[Saved entries]

--- start ---

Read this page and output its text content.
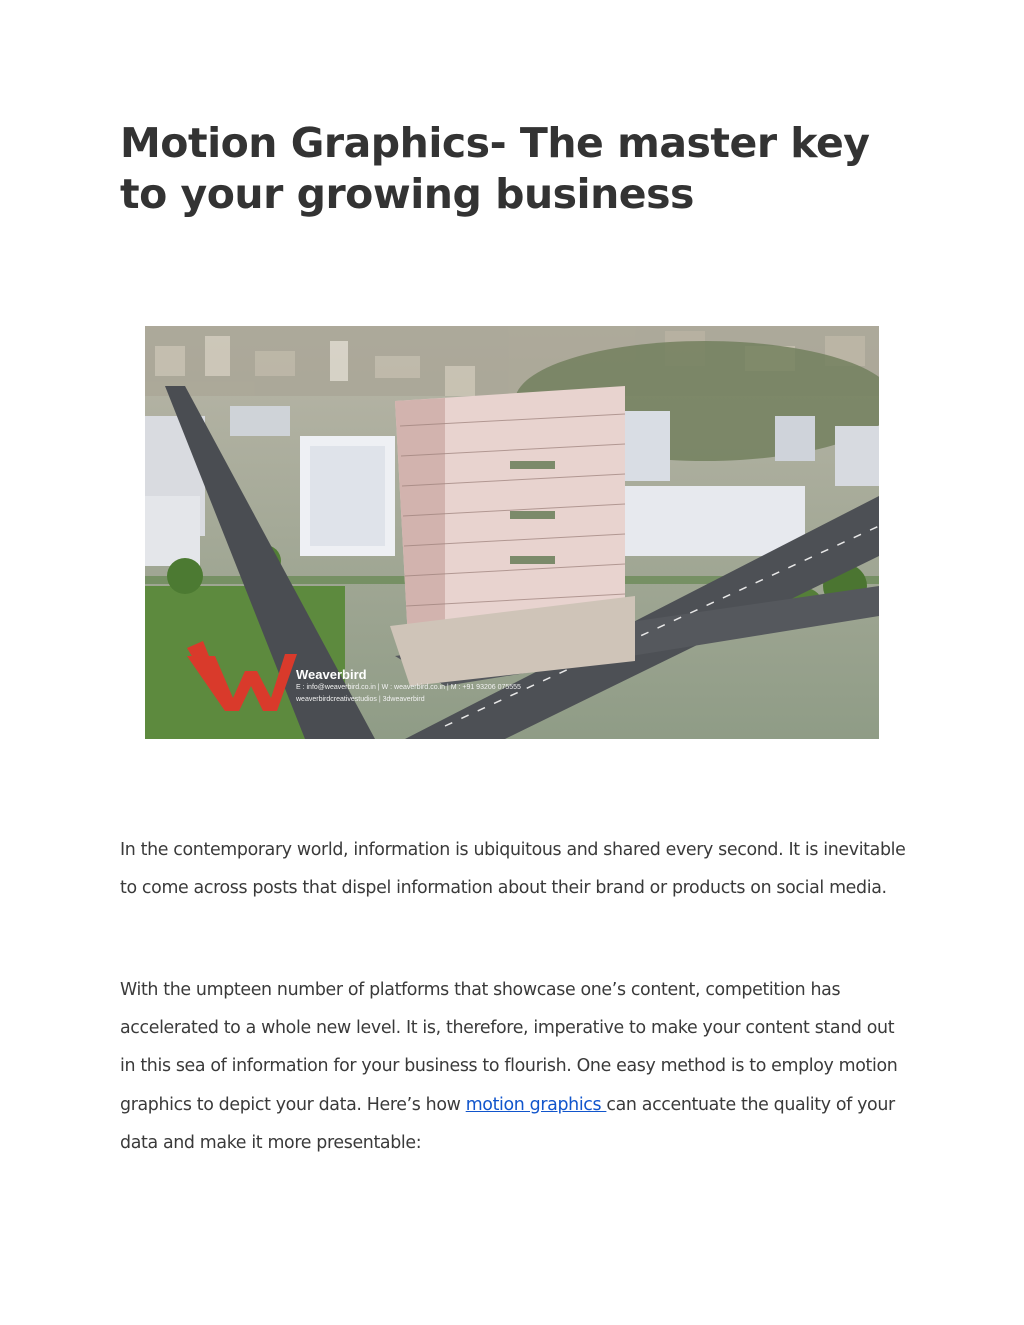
Motion Graphics- The master key to your growing business
Weaverbird
E : info@weaverbird.co.in | W : weaverbird.co.in | M : +91 93206 075555
weaverbirdcreativestudios | 3dweaverbird

In the contemporary world, information is ubiquitous and shared every second. It is inevitable to come across posts that dispel information about their brand or products on social media.

With the umpteen number of platforms that showcase one’s content, competition has accelerated to a whole new level. It is, therefore, imperative to make your content stand out in this sea of information for your business to flourish. One easy method is to employ motion graphics to depict your data. Here’s how motion graphics can accentuate the quality of your data and make it more presentable:
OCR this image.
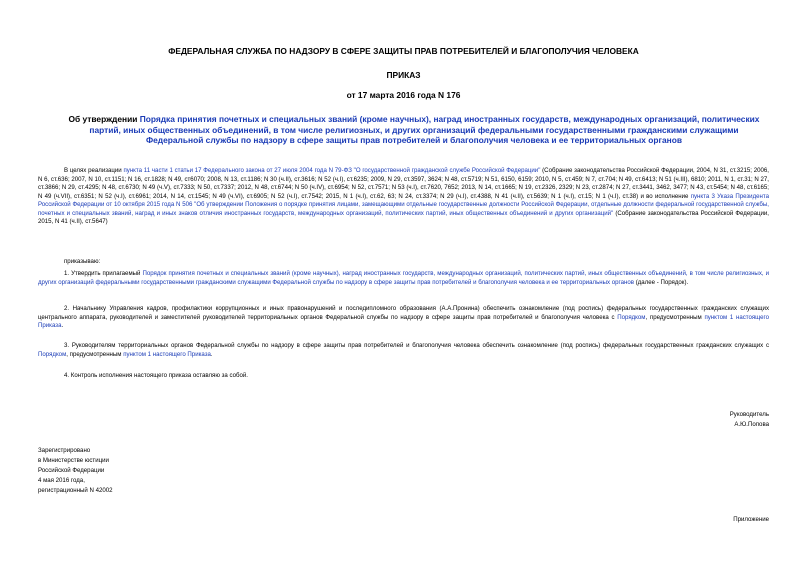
ФЕДЕРАЛЬНАЯ СЛУЖБА ПО НАДЗОРУ В СФЕРЕ ЗАЩИТЫ ПРАВ ПОТРЕБИТЕЛЕЙ И БЛАГОПОЛУЧИЯ ЧЕЛОВЕКА
ПРИКАЗ
от 17 марта 2016 года N 176
Об утверждении Порядка принятия почетных и специальных званий (кроме научных), наград иностранных государств, международных организаций, политических партий, иных общественных объединений, в том числе религиозных, и других организаций федеральными государственными гражданскими служащими Федеральной службы по надзору в сфере защиты прав потребителей и благополучия человека и ее территориальных органов
В целях реализации пункта 11 части 1 статьи 17 Федерального закона от 27 июля 2004 года N 79-ФЗ "О государственной гражданской службе Российской Федерации" (Собрание законодательства Российской Федерации, 2004, N 31, ст.3215; 2006, N 6, ст.636; 2007, N 10, ст.1151; N 16, ст.1828; N 49, ст6070; 2008, N 13, ст.1186; N 30 (ч.II), ст.3616; N 52 (ч.I), ст.6235; 2009, N 29, ст.3597, 3624; N 48, ст.5719; N 51, 6150, 6159; 2010, N 5, ст.459; N 7, ст.704; N 49, ст.6413; N 51 (ч.III), 6810; 2011, N 1, ст.31; N 27, ст.3866; N 29, ст.4295; N 48, ст.6730; N 49 (ч.V), ст.7333; N 50, ст.7337; 2012, N 48, ст.6744; N 50 (ч.IV), ст.6954; N 52, ст.7571; N 53 (ч.I), ст.7620, 7652; 2013, N 14, ст.1665; N 19, ст.2326, 2329; N 23, ст.2874; N 27, ст.3441, 3462, 3477; N 43, ст.5454; N 48, ст.6165; N 49 (ч.VII), ст.6351; N 52 (ч.I), ст.6961; 2014, N 14, ст.1545; N 49 (ч.VI), ст.6905; N 52 (ч.I), ст.7542; 2015, N 1 (ч.I), ст.62, 63; N 24, ст.3374; N 29 (ч.I), ст.4388, N 41 (ч.II), ст.5639; N 1 (ч.I), ст.15; N 1 (ч.I), ст.38) и во исполнение пункта 3 Указа Президента Российской Федерации от 10 октября 2015 года N 506 "Об утверждении Положения о порядке принятия лицами, замещающими отдельные государственные должности Российской Федерации, отдельные должности федеральной государственной службы, почетных и специальных званий, наград и иных знаков отличия иностранных государств, международных организаций, политических партий, иных общественных объединений и других организаций" (Собрание законодательства Российской Федерации, 2015, N 41 (ч.II), ст.5647)
приказываю:
1. Утвердить прилагаемый Порядок принятия почетных и специальных званий (кроме научных), наград иностранных государств, международных организаций, политических партий, иных общественных объединений, в том числе религиозных, и других организаций федеральными государственными гражданскими служащими Федеральной службы по надзору в сфере защиты прав потребителей и благополучия человека и ее территориальных органов (далее - Порядок).
2. Начальнику Управления кадров, профилактики коррупционных и иных правонарушений и последипломного образования (А.А.Пронина) обеспечить ознакомление (под роспись) федеральных государственных гражданских служащих центрального аппарата, руководителей и заместителей руководителей территориальных органов Федеральной службы по надзору в сфере защиты прав потребителей и благополучия человека с Порядком, предусмотренным пунктом 1 настоящего Приказа.
3. Руководителям территориальных органов Федеральной службы по надзору в сфере защиты прав потребителей и благополучия человека обеспечить ознакомление (под роспись) федеральных государственных гражданских служащих с Порядком, предусмотренным пунктом 1 настоящего Приказа.
4. Контроль исполнения настоящего приказа оставляю за собой.
Руководитель
А.Ю.Попова
Зарегистрировано
в Министерстве юстиции
Российской Федерации
4 мая 2016 года,
регистрационный N 42002
Приложение
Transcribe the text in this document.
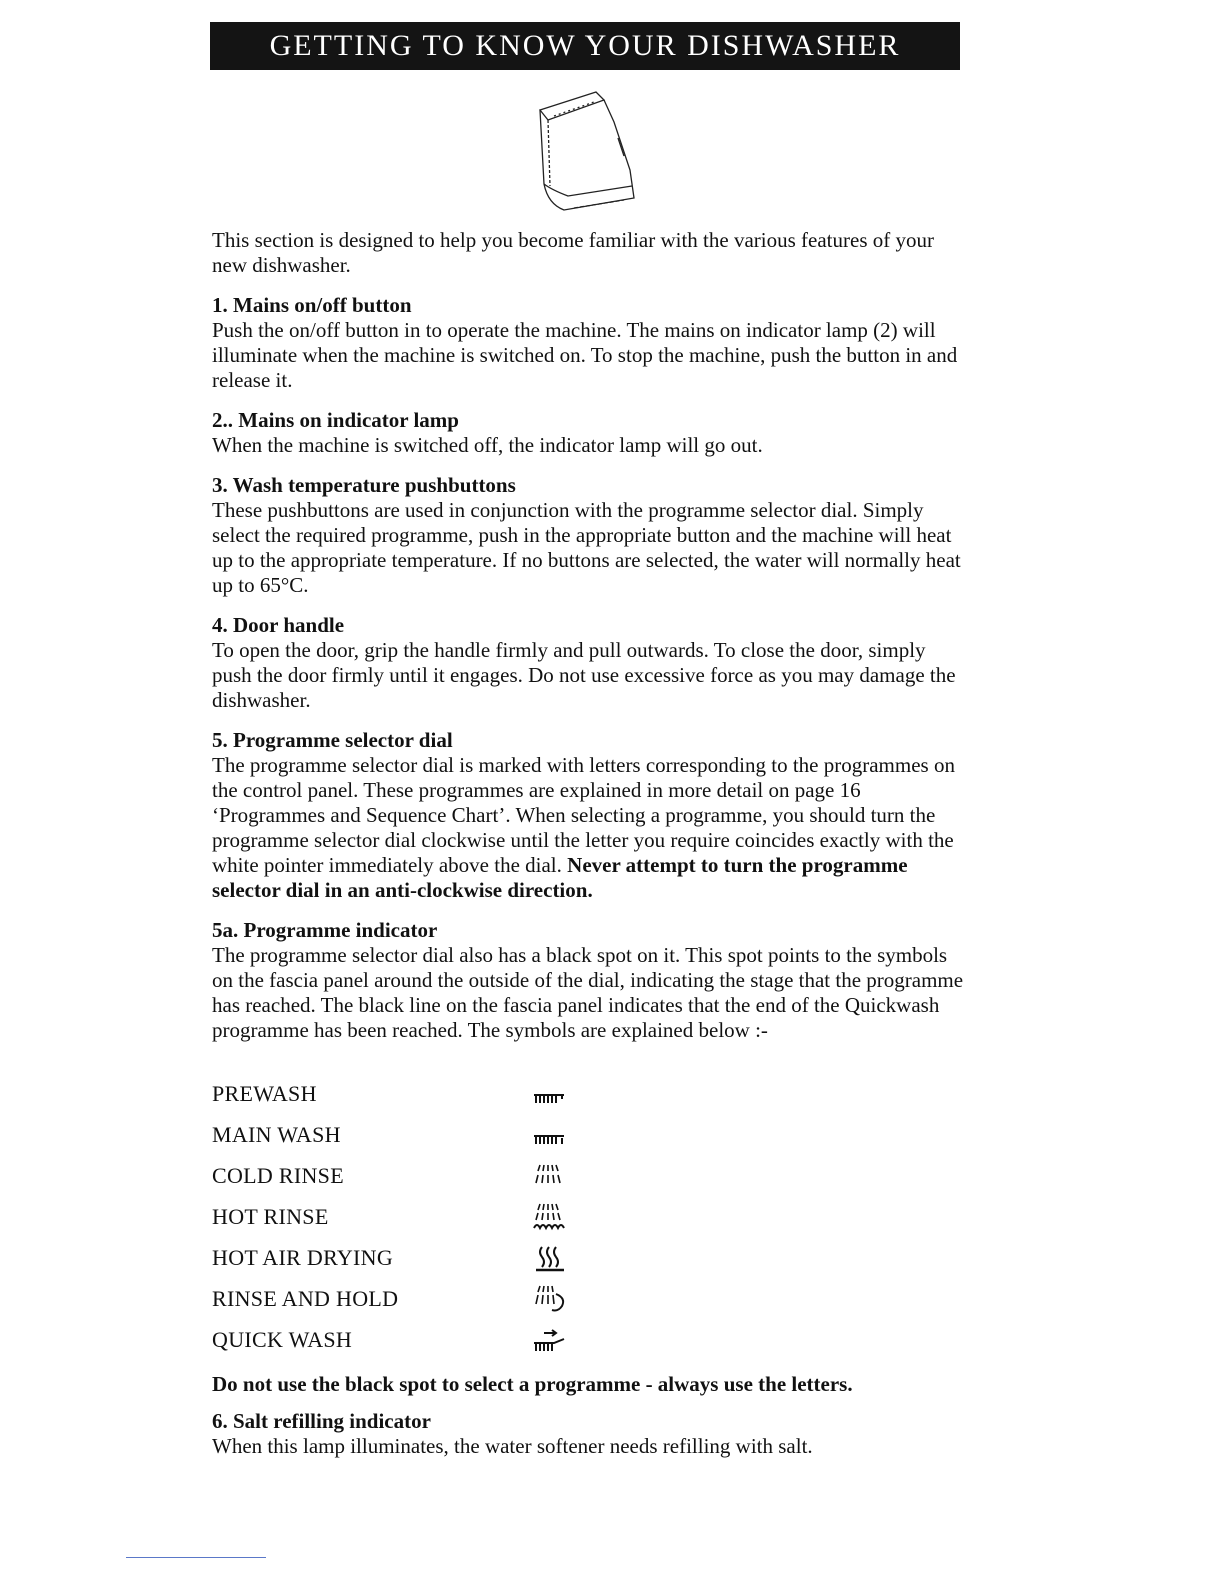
GETTING TO KNOW YOUR DISHWASHER

This section is designed to help you become familiar with the various features of your new dishwasher.

1. Mains on/off button

Push the on/off button in to operate the machine. The mains on indicator lamp (2) will illuminate when the machine is switched on. To stop the machine, push the button in and release it.

2.. Mains on indicator lamp

When the machine is switched off, the indicator lamp will go out.

3. Wash temperature pushbuttons

These pushbuttons are used in conjunction with the programme selector dial. Simply select the required programme, push in the appropriate button and the machine will heat up to the appropriate temperature. If no buttons are selected, the water will normally heat up to 65°C.

4. Door handle

To open the door, grip the handle firmly and pull outwards. To close the door, simply push the door firmly until it engages. Do not use excessive force as you may damage the dishwasher.

5. Programme selector dial

The programme selector dial is marked with letters corresponding to the programmes on the control panel. These programmes are explained in more detail on page 16 ‘Programmes and Sequence Chart’. When selecting a programme, you should turn the programme selector dial clockwise until the letter you require coincides exactly with the white pointer immediately above the dial. Never attempt to turn the programme selector dial in an anti-clockwise direction.

5a. Programme indicator

The programme selector dial also has a black spot on it. This spot points to the symbols on the fascia panel around the outside of the dial, indicating the stage that the programme has reached. The black line on the fascia panel indicates that the end of the Quickwash programme has been reached. The symbols are explained below :-

PREWASH
MAIN WASH
COLD RINSE
HOT RINSE
HOT AIR DRYING
RINSE AND HOLD
QUICK WASH

Do not use the black spot to select a programme - always use the letters.

6. Salt refilling indicator

When this lamp illuminates, the water softener needs refilling with salt.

--- end ---

#### [TASK PROMPT]
Without including any pictures, print all of the material exactly as given.

#### [REPLY]
Read this page and output its text content.
Motion Graphics- The master key to your growing business
Weaverbird
E : info@weaverbird.co.in | W : weaverbird.co.in | M : +91 93206 075555
weaverbirdcreativestudios | 3dweaverbird

In the contemporary world, information is ubiquitous and shared every second. It is inevitable to come across posts that dispel information about their brand or products on social media.

With the umpteen number of platforms that showcase one’s content, competition has accelerated to a whole new level. It is, therefore, imperative to make your content stand out in this sea of information for your business to flourish. One easy method is to employ motion graphics to depict your data. Here’s how motion graphics can accentuate the quality of your data and make it more presentable:
OCR this image.
ФЕДЕРАЛЬНАЯ СЛУЖБА ПО НАДЗОРУ В СФЕРЕ ЗАЩИТЫ ПРАВ ПОТРЕБИТЕЛЕЙ И БЛАГОПОЛУЧИЯ ЧЕЛОВЕКА
ПРИКАЗ
от 17 марта 2016 года N 176
Об утверждении Порядка принятия почетных и специальных званий (кроме научных), наград иностранных государств, международных организаций, политических партий, иных общественных объединений, в том числе религиозных, и других организаций федеральными государственными гражданскими служащими Федеральной службы по надзору в сфере защиты прав потребителей и благополучия человека и ее территориальных органов
В целях реализации пункта 11 части 1 статьи 17 Федерального закона от 27 июля 2004 года N 79-ФЗ "О государственной гражданской службе Российской Федерации" (Собрание законодательства Российской Федерации, 2004, N 31, ст.3215; 2006, N 6, ст.636; 2007, N 10, ст.1151; N 16, ст.1828; N 49, ст6070; 2008, N 13, ст.1186; N 30 (ч.II), ст.3616; N 52 (ч.I), ст.6235; 2009, N 29, ст.3597, 3624; N 48, ст.5719; N 51, 6150, 6159; 2010, N 5, ст.459; N 7, ст.704; N 49, ст.6413; N 51 (ч.III), 6810; 2011, N 1, ст.31; N 27, ст.3866; N 29, ст.4295; N 48, ст.6730; N 49 (ч.V), ст.7333; N 50, ст.7337; 2012, N 48, ст.6744; N 50 (ч.IV), ст.6954; N 52, ст.7571; N 53 (ч.I), ст.7620, 7652; 2013, N 14, ст.1665; N 19, ст.2326, 2329; N 23, ст.2874; N 27, ст.3441, 3462, 3477; N 43, ст.5454; N 48, ст.6165; N 49 (ч.VII), ст.6351; N 52 (ч.I), ст.6961; 2014, N 14, ст.1545; N 49 (ч.VI), ст.6905; N 52 (ч.I), ст.7542; 2015, N 1 (ч.I), ст.62, 63; N 24, ст.3374; N 29 (ч.I), ст.4388, N 41 (ч.II), ст.5639; N 1 (ч.I), ст.15; N 1 (ч.I), ст.38) и во исполнение пункта 3 Указа Президента Российской Федерации от 10 октября 2015 года N 506 "Об утверждении Положения о порядке принятия лицами, замещающими отдельные государственные должности Российской Федерации, отдельные должности федеральной государственной службы, почетных и специальных званий, наград и иных знаков отличия иностранных государств, международных организаций, политических партий, иных общественных объединений и других организаций" (Собрание законодательства Российской Федерации, 2015, N 41 (ч.II), ст.5647)
приказываю:
1. Утвердить прилагаемый Порядок принятия почетных и специальных званий (кроме научных), наград иностранных государств, международных организаций, политических партий, иных общественных объединений, в том числе религиозных, и других организаций федеральными государственными гражданскими служащими Федеральной службы по надзору в сфере защиты прав потребителей и благополучия человека и ее территориальных органов (далее - Порядок).
2. Начальнику Управления кадров, профилактики коррупционных и иных правонарушений и последипломного образования (А.А.Пронина) обеспечить ознакомление (под роспись) федеральных государственных гражданских служащих центрального аппарата, руководителей и заместителей руководителей территориальных органов Федеральной службы по надзору в сфере защиты прав потребителей и благополучия человека с Порядком, предусмотренным пунктом 1 настоящего Приказа.
3. Руководителям территориальных органов Федеральной службы по надзору в сфере защиты прав потребителей и благополучия человека обеспечить ознакомление (под роспись) федеральных государственных гражданских служащих с Порядком, предусмотренным пунктом 1 настоящего Приказа.
4. Контроль исполнения настоящего приказа оставляю за собой.
Руководитель
А.Ю.Попова
Зарегистрировано
в Министерстве юстиции
Российской Федерации
4 мая 2016 года,
регистрационный N 42002
Приложение
Transcribe the text in this document.
GETTING TO KNOW YOUR DISHWASHER

This section is designed to help you become familiar with the various features of your new dishwasher.

1. Mains on/off button

Push the on/off button in to operate the machine. The mains on indicator lamp (2) will illuminate when the machine is switched on. To stop the machine, push the button in and release it.

2.. Mains on indicator lamp

When the machine is switched off, the indicator lamp will go out.

3. Wash temperature pushbuttons

These pushbuttons are used in conjunction with the programme selector dial. Simply select the required programme, push in the appropriate button and the machine will heat up to the appropriate temperature. If no buttons are selected, the water will normally heat up to 65°C.

4. Door handle

To open the door, grip the handle firmly and pull outwards. To close the door, simply push the door firmly until it engages. Do not use excessive force as you may damage the dishwasher.

5. Programme selector dial

The programme selector dial is marked with letters corresponding to the programmes on the control panel. These programmes are explained in more detail on page 16 ‘Programmes and Sequence Chart’. When selecting a programme, you should turn the programme selector dial clockwise until the letter you require coincides exactly with the white pointer immediately above the dial. Never attempt to turn the programme selector dial in an anti-clockwise direction.

5a. Programme indicator

The programme selector dial also has a black spot on it. This spot points to the symbols on the fascia panel around the outside of the dial, indicating the stage that the programme has reached. The black line on the fascia panel indicates that the end of the Quickwash programme has been reached. The symbols are explained below :-

PREWASH
MAIN WASH
COLD RINSE
HOT RINSE
HOT AIR DRYING
RINSE AND HOLD
QUICK WASH

Do not use the black spot to select a programme - always use the letters.

6. Salt refilling indicator

When this lamp illuminates, the water softener needs refilling with salt.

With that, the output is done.